Start of EXERCISE TEXT
First define a loss function,  We'll use *MSE* here, but there are [many others](https://pytorch.org/docs/stable/nn.html#loss-functions). Also define the form of Gradient Descent implemented

In [42]:
eta = 1e-6

import torch.optim as optim

criterion = nn.MSELoss(reduction='sum')
optimizer = optim.RMSprop(net.parameters(), lr=1e-3)
# optimizer = optim.SGD(net.parameters(), lr=eta, momentum = 0.9)

## Train the Network

Now that gradient descent model, the structure of the network and the loss function are all defined we can begin training the network.

In [43]:
for t in range(1000):
    # Forward Pass; Calculate y_pred
    y_pred = net(X)

    # Calculate and print the loss
    loss = criterion(y_pred, y)
    if t % 100 == 0:
        print(loss.item())
    
    # Backward Pass
    optimizer.zero_grad()      # Zero out the Gradients
    loss.backward()            # Calculate Gradients and store in .grad

    # Update the Gradients
    optimizer.step()

840620.4375
636174.0
636137.125
636131.75
636127.4375
636124.375
636122.5
636121.3125
636120.75
636120.375


### Save the model

In [44]:
PATH = './wine_neural_network.pth'
torch.save(net.state_dict(), PATH)

## Print the Parameters of the Neural Network

In [45]:
for name, param in net.named_parameters():
    if param.requires_grad:
        print(name, param.data)
End of EXERCISE TEXT
Start of ENTRIES SHOWN
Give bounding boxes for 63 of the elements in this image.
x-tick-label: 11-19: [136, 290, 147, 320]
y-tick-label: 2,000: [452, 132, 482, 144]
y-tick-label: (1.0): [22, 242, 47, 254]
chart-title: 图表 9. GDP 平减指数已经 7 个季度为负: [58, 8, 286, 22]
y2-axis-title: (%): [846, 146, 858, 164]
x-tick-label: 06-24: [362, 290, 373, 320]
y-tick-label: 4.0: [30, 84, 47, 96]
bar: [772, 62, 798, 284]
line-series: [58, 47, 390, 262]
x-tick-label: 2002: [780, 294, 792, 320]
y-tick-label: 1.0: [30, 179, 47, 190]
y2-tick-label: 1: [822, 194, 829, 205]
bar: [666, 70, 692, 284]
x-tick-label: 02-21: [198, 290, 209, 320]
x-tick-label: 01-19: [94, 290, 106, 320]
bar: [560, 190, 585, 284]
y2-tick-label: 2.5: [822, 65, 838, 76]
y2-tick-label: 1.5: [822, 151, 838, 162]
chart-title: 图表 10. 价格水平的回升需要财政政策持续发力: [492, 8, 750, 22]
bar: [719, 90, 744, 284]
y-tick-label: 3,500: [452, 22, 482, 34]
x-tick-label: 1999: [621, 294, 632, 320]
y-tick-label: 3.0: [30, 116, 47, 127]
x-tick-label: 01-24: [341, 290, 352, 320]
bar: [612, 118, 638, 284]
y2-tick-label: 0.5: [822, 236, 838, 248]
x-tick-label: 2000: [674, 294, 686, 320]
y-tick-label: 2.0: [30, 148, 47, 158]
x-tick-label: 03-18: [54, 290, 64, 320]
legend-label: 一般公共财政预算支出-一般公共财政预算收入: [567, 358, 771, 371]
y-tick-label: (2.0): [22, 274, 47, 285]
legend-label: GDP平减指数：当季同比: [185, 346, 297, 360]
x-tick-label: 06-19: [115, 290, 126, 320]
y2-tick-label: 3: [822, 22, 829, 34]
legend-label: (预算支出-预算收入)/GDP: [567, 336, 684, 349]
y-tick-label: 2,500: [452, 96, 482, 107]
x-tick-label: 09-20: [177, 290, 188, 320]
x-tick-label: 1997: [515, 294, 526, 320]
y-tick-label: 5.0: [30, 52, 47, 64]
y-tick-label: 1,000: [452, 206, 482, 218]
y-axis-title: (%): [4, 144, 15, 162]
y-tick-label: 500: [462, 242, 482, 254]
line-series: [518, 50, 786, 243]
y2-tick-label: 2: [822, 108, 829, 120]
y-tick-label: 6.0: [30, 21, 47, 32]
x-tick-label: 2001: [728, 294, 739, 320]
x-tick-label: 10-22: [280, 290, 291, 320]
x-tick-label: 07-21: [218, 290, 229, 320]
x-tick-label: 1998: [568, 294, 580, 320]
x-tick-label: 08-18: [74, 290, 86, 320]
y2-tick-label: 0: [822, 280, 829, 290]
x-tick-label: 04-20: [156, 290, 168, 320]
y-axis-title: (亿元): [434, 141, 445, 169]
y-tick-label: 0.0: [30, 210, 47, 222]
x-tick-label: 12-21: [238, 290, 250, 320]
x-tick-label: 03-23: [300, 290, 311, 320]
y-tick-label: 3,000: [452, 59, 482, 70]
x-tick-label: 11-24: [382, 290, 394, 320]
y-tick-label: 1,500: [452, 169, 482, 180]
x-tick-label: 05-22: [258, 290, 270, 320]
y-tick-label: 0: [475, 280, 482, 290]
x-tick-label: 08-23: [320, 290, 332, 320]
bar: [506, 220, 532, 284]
End of ENTRIES SHOWN
● TASK DETAILS
Copy the entire PyTorch training text word for word. The listing is unrelated to the PyTorch training text and is kept apart from it.

● OUTPUT BELOW
First define a loss function,  We'll use *MSE* here, but there are [many others](https://pytorch.org/docs/stable/nn.html#loss-functions). Also define the form of Gradient Descent implemented

In [42]:
eta = 1e-6

import torch.optim as optim

criterion = nn.MSELoss(reduction='sum')
optimizer = optim.RMSprop(net.parameters(), lr=1e-3)
# optimizer = optim.SGD(net.parameters(), lr=eta, momentum = 0.9)

## Train the Network

Now that gradient descent model, the structure of the network and the loss function are all defined we can begin training the network.

In [43]:
for t in range(1000):
    # Forward Pass; Calculate y_pred
    y_pred = net(X)

    # Calculate and print the loss
    loss = criterion(y_pred, y)
    if t % 100 == 0:
        print(loss.item())
    
    # Backward Pass
    optimizer.zero_grad()      # Zero out the Gradients
    loss.backward()            # Calculate Gradients and store in .grad

    # Update the Gradients
    optimizer.step()

840620.4375
636174.0
636137.125
636131.75
636127.4375
636124.375
636122.5
636121.3125
636120.75
636120.375


### Save the model

In [44]:
PATH = './wine_neural_network.pth'
torch.save(net.state_dict(), PATH)

## Print the Parameters of the Neural Network

In [45]:
for name, param in net.named_parameters():
    if param.requires_grad:
        print(name, param.data)